Short exercise> Below are some records; give them all again exactly, but not the pictures.

Raw data>
"""
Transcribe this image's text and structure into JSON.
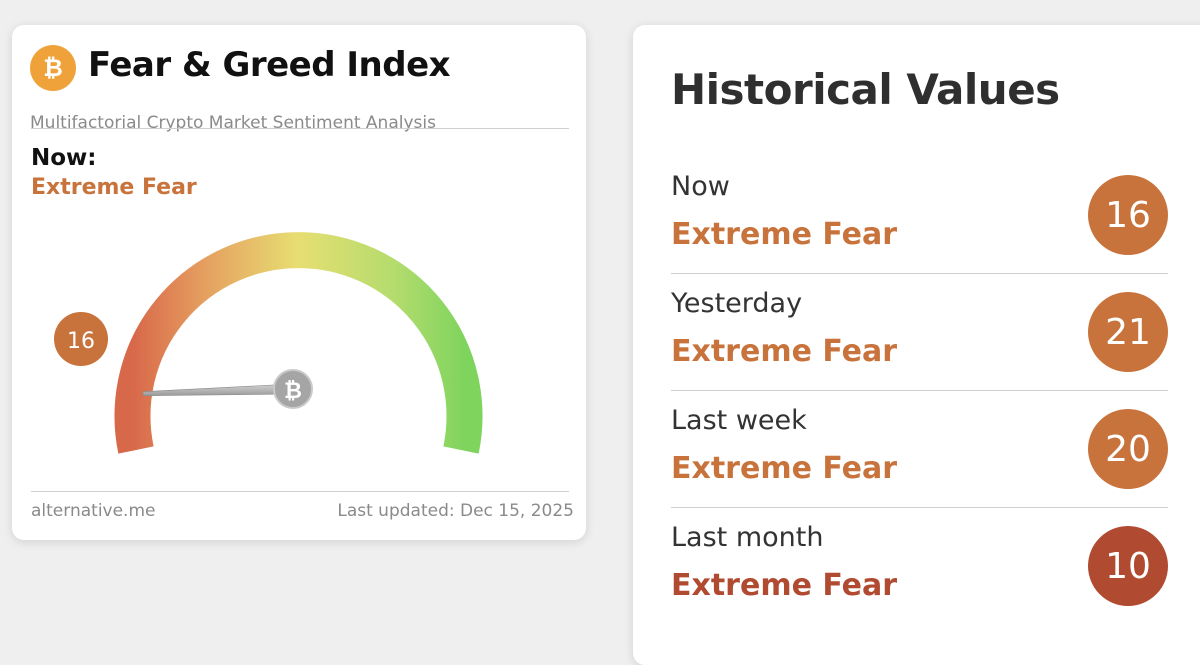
{
  "fear_greed": {
    "title": "Fear & Greed Index",
    "subtitle": "Multifactorial Crypto Market Sentiment Analysis",
    "now_label": "Now:",
    "now_classification": "Extreme Fear",
    "value": "16",
    "gauge_value": 16,
    "gauge_max": 100,
    "footer_source": "alternative.me",
    "footer_updated": "Last updated: Dec 15, 2025",
    "logo_icon": "bitcoin-icon",
    "accent_color": "#c8733b"
  },
  "historical": {
    "title": "Historical Values",
    "rows": [
      {
        "period": "Now",
        "classification": "Extreme Fear",
        "value": "16",
        "color": "#c8733b"
      },
      {
        "period": "Yesterday",
        "classification": "Extreme Fear",
        "value": "21",
        "color": "#c8733b"
      },
      {
        "period": "Last week",
        "classification": "Extreme Fear",
        "value": "20",
        "color": "#c8733b"
      },
      {
        "period": "Last month",
        "classification": "Extreme Fear",
        "value": "10",
        "color": "#b04a30"
      }
    ]
  }
}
"""
Task result>
Transcribe this image's text and structure into JSON.
{
  "fear_greed": {
    "title": "Fear & Greed Index",
    "subtitle": "Multifactorial Crypto Market Sentiment Analysis",
    "now_label": "Now:",
    "now_classification": "Extreme Fear",
    "value": "16",
    "gauge_value": 16,
    "gauge_max": 100,
    "footer_source": "alternative.me",
    "footer_updated": "Last updated: Dec 15, 2025",
    "logo_icon": "bitcoin-icon",
    "accent_color": "#c8733b"
  },
  "historical": {
    "title": "Historical Values",
    "rows": [
      {
        "period": "Now",
        "classification": "Extreme Fear",
        "value": "16",
        "color": "#c8733b"
      },
      {
        "period": "Yesterday",
        "classification": "Extreme Fear",
        "value": "21",
        "color": "#c8733b"
      },
      {
        "period": "Last week",
        "classification": "Extreme Fear",
        "value": "20",
        "color": "#c8733b"
      },
      {
        "period": "Last month",
        "classification": "Extreme Fear",
        "value": "10",
        "color": "#b04a30"
      }
    ]
  }
}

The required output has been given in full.